* Dataset items *
_ _ _ _ _ _ _
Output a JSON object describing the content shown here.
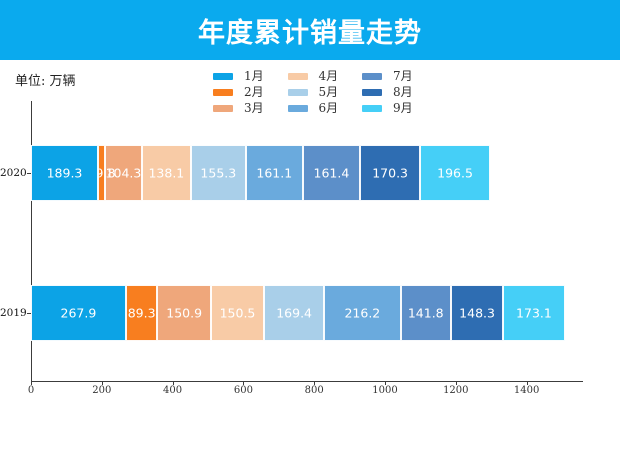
{
  "header": {
    "title": "年度累计销量走势",
    "bg_color": "#0AAAEE",
    "text_color": "#FFFFFF"
  },
  "unit_label": "单位: 万辆",
  "chart_data": {
    "type": "bar",
    "orientation": "horizontal",
    "stacked": true,
    "title": "年度累计销量走势",
    "unit": "万辆",
    "grid": false,
    "legend_position": "top-center, 3 columns",
    "categories": [
      "2020",
      "2019"
    ],
    "series": [
      {
        "name": "1月",
        "color": "#0CA3E6",
        "values": [
          189.3,
          267.9
        ]
      },
      {
        "name": "2月",
        "color": "#F87E1F",
        "values": [
          19.8,
          89.3
        ]
      },
      {
        "name": "3月",
        "color": "#EFA77B",
        "values": [
          104.3,
          150.9
        ]
      },
      {
        "name": "4月",
        "color": "#F8CBA6",
        "values": [
          138.1,
          150.5
        ]
      },
      {
        "name": "5月",
        "color": "#A9CFE9",
        "values": [
          155.3,
          169.4
        ]
      },
      {
        "name": "6月",
        "color": "#6AAADD",
        "values": [
          161.1,
          216.2
        ]
      },
      {
        "name": "7月",
        "color": "#5C8FC9",
        "values": [
          161.4,
          141.8
        ]
      },
      {
        "name": "8月",
        "color": "#2E6DB2",
        "values": [
          170.3,
          148.3
        ]
      },
      {
        "name": "9月",
        "color": "#45CFF7",
        "values": [
          196.5,
          173.1
        ]
      }
    ],
    "x_ticks": [
      0,
      200,
      400,
      600,
      800,
      1000,
      1200,
      1400
    ],
    "xlim": [
      0,
      1560
    ],
    "axis_color": "#3C3C3C",
    "value_label_color": "#FFFFFF"
  }
}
_ _ _ _ _ _ _
* Exercise description *
The entries above are to be returned exactly, without their pictures.

* Solved exercise *
Output a JSON object describing the content shown here.
{
  "header": {
    "title": "年度累计销量走势",
    "bg_color": "#0AAAEE",
    "text_color": "#FFFFFF"
  },
  "unit_label": "单位: 万辆",
  "chart_data": {
    "type": "bar",
    "orientation": "horizontal",
    "stacked": true,
    "title": "年度累计销量走势",
    "unit": "万辆",
    "grid": false,
    "legend_position": "top-center, 3 columns",
    "categories": [
      "2020",
      "2019"
    ],
    "series": [
      {
        "name": "1月",
        "color": "#0CA3E6",
        "values": [
          189.3,
          267.9
        ]
      },
      {
        "name": "2月",
        "color": "#F87E1F",
        "values": [
          19.8,
          89.3
        ]
      },
      {
        "name": "3月",
        "color": "#EFA77B",
        "values": [
          104.3,
          150.9
        ]
      },
      {
        "name": "4月",
        "color": "#F8CBA6",
        "values": [
          138.1,
          150.5
        ]
      },
      {
        "name": "5月",
        "color": "#A9CFE9",
        "values": [
          155.3,
          169.4
        ]
      },
      {
        "name": "6月",
        "color": "#6AAADD",
        "values": [
          161.1,
          216.2
        ]
      },
      {
        "name": "7月",
        "color": "#5C8FC9",
        "values": [
          161.4,
          141.8
        ]
      },
      {
        "name": "8月",
        "color": "#2E6DB2",
        "values": [
          170.3,
          148.3
        ]
      },
      {
        "name": "9月",
        "color": "#45CFF7",
        "values": [
          196.5,
          173.1
        ]
      }
    ],
    "x_ticks": [
      0,
      200,
      400,
      600,
      800,
      1000,
      1200,
      1400
    ],
    "xlim": [
      0,
      1560
    ],
    "axis_color": "#3C3C3C",
    "value_label_color": "#FFFFFF"
  }
}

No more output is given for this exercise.